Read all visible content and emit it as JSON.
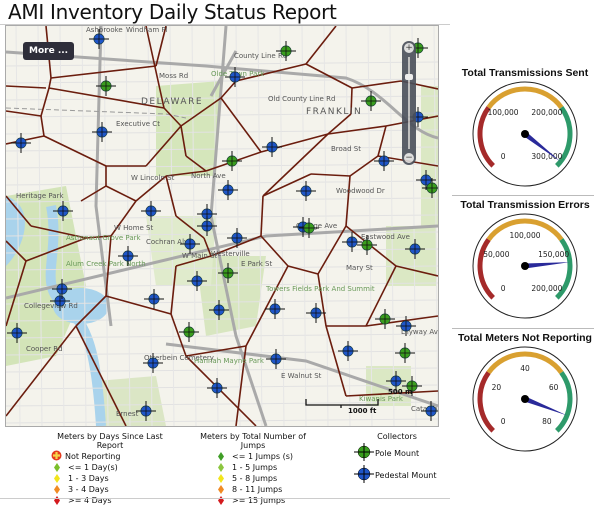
{
  "title": "AMI Inventory Daily Status Report",
  "map": {
    "more_button": "More ...",
    "zoom_in": "+",
    "zoom_out": "−",
    "scale_m": "500 m",
    "scale_ft": "1000 ft",
    "labels": [
      "Ashbrooke",
      "Windham Pl",
      "Moss Rd",
      "County Line Rd",
      "Olde Town Park",
      "DELAWARE",
      "Old County Line Rd",
      "FRANKLIN",
      "Executive Ct",
      "Broad St",
      "W Lincoln St",
      "North Ave",
      "Woodwood Dr",
      "W Home St",
      "Cochran Aly",
      "W Main St",
      "Astronaut Grove Park",
      "Alum Creek Park North",
      "Westerville",
      "College Ave",
      "Eastwood Ave",
      "Mary St",
      "E Park St",
      "Towers Fields Park And Summit",
      "Collegeview Rd",
      "Cooper Rd",
      "Otterbein Cemetery",
      "Hannah Mayne Park",
      "E Walnut St",
      "Kiwanis Park",
      "Lilyway Ave",
      "Heritage Park",
      "Ernest",
      "Catawba Dr"
    ]
  },
  "legend": {
    "days": {
      "title": "Meters by Days Since Last Report",
      "items": [
        {
          "label": "Not Reporting",
          "color": "#e53b1f"
        },
        {
          "label": "<= 1 Day(s)",
          "color": "#7cbf2a"
        },
        {
          "label": "1 - 3 Days",
          "color": "#f2e51c"
        },
        {
          "label": "3 - 4 Days",
          "color": "#f08a24"
        },
        {
          "label": ">= 4 Days",
          "color": "#d4191d"
        }
      ]
    },
    "jumps": {
      "title": "Meters by Total Number of Jumps",
      "items": [
        {
          "label": "<= 1 Jumps (s)",
          "color": "#3f9e26"
        },
        {
          "label": "1 - 5 Jumps",
          "color": "#8cc63f"
        },
        {
          "label": "5 - 8 Jumps",
          "color": "#f2e51c"
        },
        {
          "label": "8 - 11 Jumps",
          "color": "#f08a24"
        },
        {
          "label": ">= 15 Jumps",
          "color": "#d4191d"
        }
      ]
    },
    "collectors": {
      "title": "Collectors",
      "items": [
        {
          "label": "Pole Mount",
          "color": "#3a9e1e"
        },
        {
          "label": "Pedestal Mount",
          "color": "#1f56c9"
        }
      ]
    }
  },
  "gauges": [
    {
      "title": "Total Transmissions Sent",
      "min": 0,
      "max": 300000,
      "value": 292000,
      "ticks": [
        "0",
        "100,000",
        "200,000",
        "300,000"
      ]
    },
    {
      "title": "Total Transmission Errors",
      "min": 0,
      "max": 200000,
      "value": 163000,
      "ticks": [
        "0",
        "50,000",
        "100,000",
        "150,000",
        "200,000"
      ]
    },
    {
      "title": "Total Meters Not Reporting",
      "min": 0,
      "max": 80,
      "value": 73,
      "ticks": [
        "0",
        "20",
        "40",
        "60",
        "80"
      ]
    }
  ],
  "colors": {
    "red": "#a52a2a",
    "amber": "#d9a030",
    "green": "#2e9a6a",
    "needle": "#2a2a9a"
  }
}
++++
_Problem statement_
Skip the images and write out the rest of the listing exactly.

_Answer to this exercise_
Read all visible content and emit it as JSON.
{
  "title": "AMI Inventory Daily Status Report",
  "map": {
    "more_button": "More ...",
    "zoom_in": "+",
    "zoom_out": "−",
    "scale_m": "500 m",
    "scale_ft": "1000 ft",
    "labels": [
      "Ashbrooke",
      "Windham Pl",
      "Moss Rd",
      "County Line Rd",
      "Olde Town Park",
      "DELAWARE",
      "Old County Line Rd",
      "FRANKLIN",
      "Executive Ct",
      "Broad St",
      "W Lincoln St",
      "North Ave",
      "Woodwood Dr",
      "W Home St",
      "Cochran Aly",
      "W Main St",
      "Astronaut Grove Park",
      "Alum Creek Park North",
      "Westerville",
      "College Ave",
      "Eastwood Ave",
      "Mary St",
      "E Park St",
      "Towers Fields Park And Summit",
      "Collegeview Rd",
      "Cooper Rd",
      "Otterbein Cemetery",
      "Hannah Mayne Park",
      "E Walnut St",
      "Kiwanis Park",
      "Lilyway Ave",
      "Heritage Park",
      "Ernest",
      "Catawba Dr"
    ]
  },
  "legend": {
    "days": {
      "title": "Meters by Days Since Last Report",
      "items": [
        {
          "label": "Not Reporting",
          "color": "#e53b1f"
        },
        {
          "label": "<= 1 Day(s)",
          "color": "#7cbf2a"
        },
        {
          "label": "1 - 3 Days",
          "color": "#f2e51c"
        },
        {
          "label": "3 - 4 Days",
          "color": "#f08a24"
        },
        {
          "label": ">= 4 Days",
          "color": "#d4191d"
        }
      ]
    },
    "jumps": {
      "title": "Meters by Total Number of Jumps",
      "items": [
        {
          "label": "<= 1 Jumps (s)",
          "color": "#3f9e26"
        },
        {
          "label": "1 - 5 Jumps",
          "color": "#8cc63f"
        },
        {
          "label": "5 - 8 Jumps",
          "color": "#f2e51c"
        },
        {
          "label": "8 - 11 Jumps",
          "color": "#f08a24"
        },
        {
          "label": ">= 15 Jumps",
          "color": "#d4191d"
        }
      ]
    },
    "collectors": {
      "title": "Collectors",
      "items": [
        {
          "label": "Pole Mount",
          "color": "#3a9e1e"
        },
        {
          "label": "Pedestal Mount",
          "color": "#1f56c9"
        }
      ]
    }
  },
  "gauges": [
    {
      "title": "Total Transmissions Sent",
      "min": 0,
      "max": 300000,
      "value": 292000,
      "ticks": [
        "0",
        "100,000",
        "200,000",
        "300,000"
      ]
    },
    {
      "title": "Total Transmission Errors",
      "min": 0,
      "max": 200000,
      "value": 163000,
      "ticks": [
        "0",
        "50,000",
        "100,000",
        "150,000",
        "200,000"
      ]
    },
    {
      "title": "Total Meters Not Reporting",
      "min": 0,
      "max": 80,
      "value": 73,
      "ticks": [
        "0",
        "20",
        "40",
        "60",
        "80"
      ]
    }
  ],
  "colors": {
    "red": "#a52a2a",
    "amber": "#d9a030",
    "green": "#2e9a6a",
    "needle": "#2a2a9a"
  }
}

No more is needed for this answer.